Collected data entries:
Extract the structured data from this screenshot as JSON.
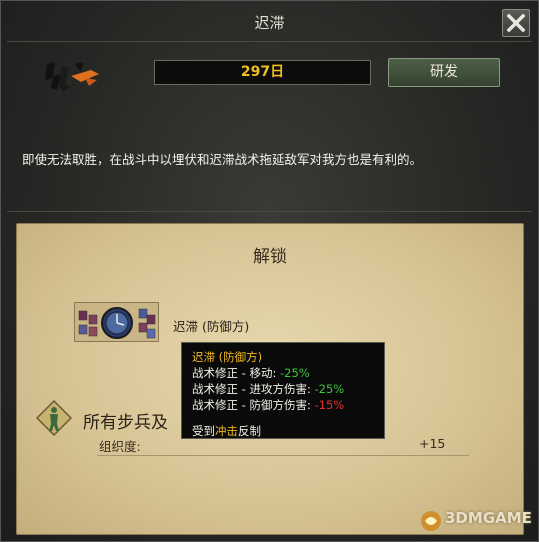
{
  "window": {
    "title": "迟滞",
    "days_value": "297",
    "days_unit": "日",
    "research_label": "研发",
    "description": "即使无法取胜，在战斗中以埋伏和迟滞战术拖延敌军对我方也是有利的。"
  },
  "unlock": {
    "heading": "解锁",
    "tactic_label": "迟滞 (防御方)",
    "infantry_text": "所有步兵及",
    "org_label": "组织度:",
    "org_value": "+15"
  },
  "tooltip": {
    "title": "迟滞 (防御方)",
    "lines": [
      {
        "label": "战术修正 - 移动: ",
        "value": "-25%"
      },
      {
        "label": "战术修正 - 进攻方伤害: ",
        "value": "-25%"
      },
      {
        "label": "战术修正 - 防御方伤害: ",
        "value": "-15%"
      }
    ],
    "counter_prefix": "受到",
    "counter_highlight": "冲击",
    "counter_suffix": "反制"
  },
  "watermark": "3DMGAME",
  "colors": {
    "days": "#f0c020",
    "tooltip_title": "#f0b820",
    "negative_good": "#3cc63c",
    "negative_bad": "#e03030"
  }
}
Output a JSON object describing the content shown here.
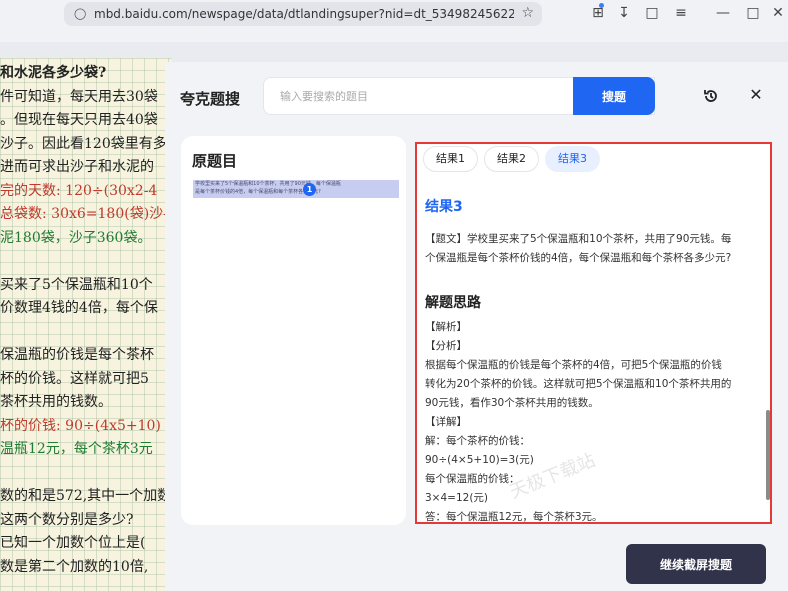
{
  "browser": {
    "url": "mbd.baidu.com/newspage/data/dtlandingsuper?nid=dt_534982456220920..."
  },
  "notebook": {
    "lines": [
      {
        "text": "和水泥各多少袋?",
        "cls": "bold"
      },
      {
        "text": "件可知道，每天用去30袋",
        "cls": ""
      },
      {
        "text": "。但现在每天只用去40袋",
        "cls": ""
      },
      {
        "text": "沙子。因此看120袋里有多",
        "cls": ""
      },
      {
        "text": "进而可求出沙子和水泥的",
        "cls": ""
      },
      {
        "text": "完的天数: 120÷(30x2-4",
        "cls": "red"
      },
      {
        "text": "总袋数: 30x6=180(袋)沙-",
        "cls": "red"
      },
      {
        "text": "泥180袋，沙子360袋。",
        "cls": "green"
      },
      {
        "text": "",
        "cls": ""
      },
      {
        "text": "买来了5个保温瓶和10个",
        "cls": ""
      },
      {
        "text": "价数理4钱的4倍，每个保",
        "cls": ""
      },
      {
        "text": "",
        "cls": ""
      },
      {
        "text": "保温瓶的价钱是每个茶杯",
        "cls": ""
      },
      {
        "text": "杯的价钱。这样就可把5",
        "cls": ""
      },
      {
        "text": "茶杯共用的钱数。",
        "cls": ""
      },
      {
        "text": "杯的价钱: 90÷(4x5+10)",
        "cls": "red"
      },
      {
        "text": "温瓶12元，每个茶杯3元",
        "cls": "green"
      },
      {
        "text": "",
        "cls": ""
      },
      {
        "text": "数的和是572,其中一个加数",
        "cls": ""
      },
      {
        "text": "这两个数分别是多少?",
        "cls": ""
      },
      {
        "text": "已知一个加数个位上是(",
        "cls": ""
      },
      {
        "text": "数是第二个加数的10倍,",
        "cls": ""
      }
    ]
  },
  "panel": {
    "brand": "夸克题搜",
    "search_placeholder": "输入要搜索的题目",
    "search_button": "搜题",
    "original_title": "原题目",
    "original_thumb_line1": "学校里买来了5个保温瓶和10个茶杯，共用了90元钱。每个保温瓶",
    "original_thumb_line2": "是每个茶杯价钱的4倍，每个保温瓶和每个茶杯各多少元?",
    "original_badge": "1",
    "tabs": [
      "结果1",
      "结果2",
      "结果3"
    ],
    "active_tab": "结果3",
    "result_title": "结果3",
    "question_text_1": "【题文】学校里买来了5个保温瓶和10个茶杯，共用了90元钱。每",
    "question_text_2": "个保温瓶是每个茶杯价钱的4倍，每个保温瓶和每个茶杯各多少元?",
    "section_title": "解题思路",
    "analysis": [
      "【解析】",
      "【分析】",
      "根据每个保温瓶的价钱是每个茶杯的4倍，可把5个保温瓶的价钱",
      "转化为20个茶杯的价钱。这样就可把5个保温瓶和10个茶杯共用的",
      "90元钱，看作30个茶杯共用的钱数。",
      "【详解】",
      "解：每个茶杯的价钱：",
      "90÷(4×5+10)=3(元)",
      "每个保温瓶的价钱：",
      "3×4=12(元)",
      "答：每个保温瓶12元，每个茶杯3元。"
    ],
    "watermark": "天极下载站",
    "continue_button": "继续截屏搜题"
  }
}
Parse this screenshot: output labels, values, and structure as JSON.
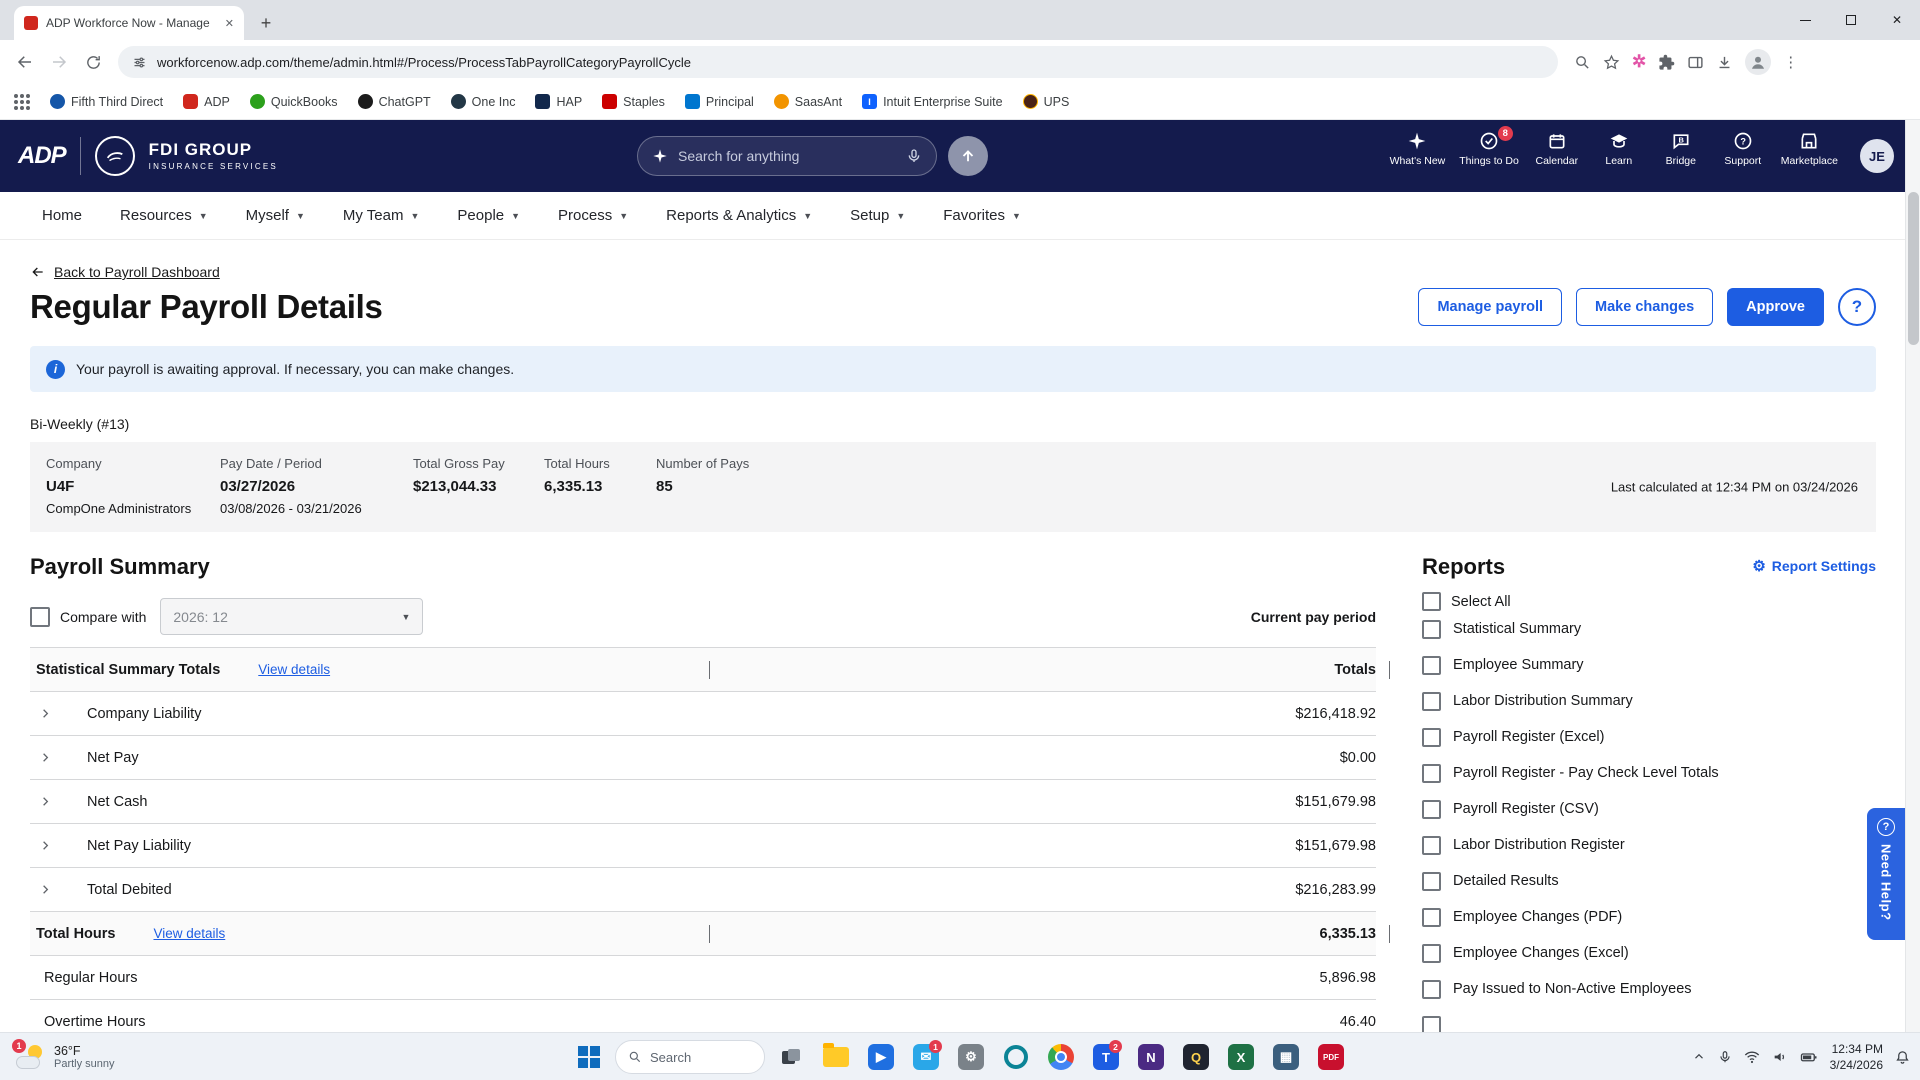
{
  "browser": {
    "tab_title": "ADP Workforce Now - Manage",
    "url": "workforcenow.adp.com/theme/admin.html#/Process/ProcessTabPayrollCategoryPayrollCycle",
    "bookmarks": [
      {
        "label": "Fifth Third Direct"
      },
      {
        "label": "ADP"
      },
      {
        "label": "QuickBooks"
      },
      {
        "label": "ChatGPT"
      },
      {
        "label": "One Inc"
      },
      {
        "label": "HAP"
      },
      {
        "label": "Staples"
      },
      {
        "label": "Principal"
      },
      {
        "label": "SaasAnt"
      },
      {
        "label": "Intuit Enterprise Suite"
      },
      {
        "label": "UPS"
      }
    ]
  },
  "header": {
    "logo": "ADP",
    "brand_name": "FDI GROUP",
    "brand_tagline": "INSURANCE SERVICES",
    "search_placeholder": "Search for anything",
    "icons": [
      {
        "label": "What's New"
      },
      {
        "label": "Things to Do",
        "badge": "8"
      },
      {
        "label": "Calendar"
      },
      {
        "label": "Learn"
      },
      {
        "label": "Bridge"
      },
      {
        "label": "Support"
      },
      {
        "label": "Marketplace"
      }
    ],
    "avatar": "JE"
  },
  "nav": {
    "items": [
      {
        "label": "Home"
      },
      {
        "label": "Resources"
      },
      {
        "label": "Myself"
      },
      {
        "label": "My Team"
      },
      {
        "label": "People"
      },
      {
        "label": "Process"
      },
      {
        "label": "Reports & Analytics"
      },
      {
        "label": "Setup"
      },
      {
        "label": "Favorites"
      }
    ]
  },
  "page": {
    "back_link": "Back to Payroll Dashboard",
    "title": "Regular Payroll Details",
    "buttons": {
      "manage": "Manage payroll",
      "make_changes": "Make changes",
      "approve": "Approve"
    },
    "banner": "Your payroll is awaiting approval. If necessary, you can make changes.",
    "cycle": "Bi-Weekly (#13)",
    "summary": {
      "company_label": "Company",
      "company": "U4F",
      "company_sub": "CompOne Administrators",
      "pay_label": "Pay Date / Period",
      "pay_date": "03/27/2026",
      "pay_period": "03/08/2026 - 03/21/2026",
      "gross_label": "Total Gross Pay",
      "gross": "$213,044.33",
      "hours_label": "Total Hours",
      "hours": "6,335.13",
      "pays_label": "Number of Pays",
      "pays": "85",
      "last_calculated": "Last calculated at 12:34 PM on 03/24/2026"
    }
  },
  "payroll_summary": {
    "title": "Payroll Summary",
    "compare_label": "Compare with",
    "compare_value": "2026: 12",
    "current_period": "Current pay period",
    "stat_header": {
      "label": "Statistical Summary Totals",
      "link": "View details",
      "totals": "Totals"
    },
    "rows": [
      {
        "label": "Company Liability",
        "value": "$216,418.92"
      },
      {
        "label": "Net Pay",
        "value": "$0.00"
      },
      {
        "label": "Net Cash",
        "value": "$151,679.98"
      },
      {
        "label": "Net Pay Liability",
        "value": "$151,679.98"
      },
      {
        "label": "Total Debited",
        "value": "$216,283.99"
      }
    ],
    "hours_header": {
      "label": "Total Hours",
      "link": "View details",
      "total": "6,335.13"
    },
    "hours_rows": [
      {
        "label": "Regular Hours",
        "value": "5,896.98"
      },
      {
        "label": "Overtime Hours",
        "value": "46.40"
      }
    ]
  },
  "reports": {
    "title": "Reports",
    "settings": "Report Settings",
    "select_all": "Select All",
    "items": [
      {
        "label": "Statistical Summary"
      },
      {
        "label": "Employee Summary"
      },
      {
        "label": "Labor Distribution Summary"
      },
      {
        "label": "Payroll Register (Excel)"
      },
      {
        "label": "Payroll Register - Pay Check Level Totals"
      },
      {
        "label": "Payroll Register (CSV)"
      },
      {
        "label": "Labor Distribution Register"
      },
      {
        "label": "Detailed Results"
      },
      {
        "label": "Employee Changes (PDF)"
      },
      {
        "label": "Employee Changes (Excel)"
      },
      {
        "label": "Pay Issued to Non-Active Employees"
      }
    ]
  },
  "need_help": "Need Help?",
  "taskbar": {
    "weather_temp": "36°F",
    "weather_desc": "Partly sunny",
    "weather_badge": "1",
    "search": "Search",
    "time": "12:34 PM",
    "date": "3/24/2026"
  },
  "colors": {
    "accent": "#1d5de2",
    "header_navy": "#141b4d",
    "banner_bg": "#e8f1fb"
  }
}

# [TO DO]
Search the records for the word "this", then list every line that has it.

# [SOLUTION TO THE EXERCISE]
Extract the structured data from this screenshot as JSON.
Parse this screenshot: output labels, values, and structure as JSON.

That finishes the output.